Task prompt ->
Restate, word for word, all of the material shown below.

Information provided ->

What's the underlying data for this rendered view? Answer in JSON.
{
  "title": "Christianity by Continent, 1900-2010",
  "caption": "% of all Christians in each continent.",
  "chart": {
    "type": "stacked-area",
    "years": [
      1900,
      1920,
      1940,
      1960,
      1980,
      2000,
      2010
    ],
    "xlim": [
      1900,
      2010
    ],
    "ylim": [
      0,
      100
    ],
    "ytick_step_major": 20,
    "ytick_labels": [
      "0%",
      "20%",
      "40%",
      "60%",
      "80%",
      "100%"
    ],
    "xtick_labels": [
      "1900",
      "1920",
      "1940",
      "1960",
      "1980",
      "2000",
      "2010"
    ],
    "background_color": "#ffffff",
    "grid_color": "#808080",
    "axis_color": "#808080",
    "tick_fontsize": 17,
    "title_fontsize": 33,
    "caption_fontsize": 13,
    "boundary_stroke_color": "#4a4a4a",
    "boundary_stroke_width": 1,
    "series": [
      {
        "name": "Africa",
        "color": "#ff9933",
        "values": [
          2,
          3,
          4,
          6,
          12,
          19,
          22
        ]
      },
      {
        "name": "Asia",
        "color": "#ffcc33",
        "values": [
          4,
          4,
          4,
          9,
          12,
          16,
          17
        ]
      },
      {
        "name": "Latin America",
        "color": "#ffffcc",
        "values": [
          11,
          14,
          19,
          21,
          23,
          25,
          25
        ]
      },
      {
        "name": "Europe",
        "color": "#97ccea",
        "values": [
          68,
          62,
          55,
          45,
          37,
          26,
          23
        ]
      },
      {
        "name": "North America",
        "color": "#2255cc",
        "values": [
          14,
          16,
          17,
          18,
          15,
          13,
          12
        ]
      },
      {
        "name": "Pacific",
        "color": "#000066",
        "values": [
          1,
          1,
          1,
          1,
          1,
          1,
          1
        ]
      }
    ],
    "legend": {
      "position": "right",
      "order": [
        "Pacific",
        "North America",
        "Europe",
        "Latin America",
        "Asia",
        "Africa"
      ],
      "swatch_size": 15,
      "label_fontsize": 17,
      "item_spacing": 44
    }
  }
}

Written solution ->
What's the underlying data for this rendered view? Answer in JSON.
{
  "title": "Christianity by Continent, 1900-2010",
  "caption": "% of all Christians in each continent.",
  "chart": {
    "type": "stacked-area",
    "years": [
      1900,
      1920,
      1940,
      1960,
      1980,
      2000,
      2010
    ],
    "xlim": [
      1900,
      2010
    ],
    "ylim": [
      0,
      100
    ],
    "ytick_step_major": 20,
    "ytick_labels": [
      "0%",
      "20%",
      "40%",
      "60%",
      "80%",
      "100%"
    ],
    "xtick_labels": [
      "1900",
      "1920",
      "1940",
      "1960",
      "1980",
      "2000",
      "2010"
    ],
    "background_color": "#ffffff",
    "grid_color": "#808080",
    "axis_color": "#808080",
    "tick_fontsize": 17,
    "title_fontsize": 33,
    "caption_fontsize": 13,
    "boundary_stroke_color": "#4a4a4a",
    "boundary_stroke_width": 1,
    "series": [
      {
        "name": "Africa",
        "color": "#ff9933",
        "values": [
          2,
          3,
          4,
          6,
          12,
          19,
          22
        ]
      },
      {
        "name": "Asia",
        "color": "#ffcc33",
        "values": [
          4,
          4,
          4,
          9,
          12,
          16,
          17
        ]
      },
      {
        "name": "Latin America",
        "color": "#ffffcc",
        "values": [
          11,
          14,
          19,
          21,
          23,
          25,
          25
        ]
      },
      {
        "name": "Europe",
        "color": "#97ccea",
        "values": [
          68,
          62,
          55,
          45,
          37,
          26,
          23
        ]
      },
      {
        "name": "North America",
        "color": "#2255cc",
        "values": [
          14,
          16,
          17,
          18,
          15,
          13,
          12
        ]
      },
      {
        "name": "Pacific",
        "color": "#000066",
        "values": [
          1,
          1,
          1,
          1,
          1,
          1,
          1
        ]
      }
    ],
    "legend": {
      "position": "right",
      "order": [
        "Pacific",
        "North America",
        "Europe",
        "Latin America",
        "Asia",
        "Africa"
      ],
      "swatch_size": 15,
      "label_fontsize": 17,
      "item_spacing": 44
    }
  }
}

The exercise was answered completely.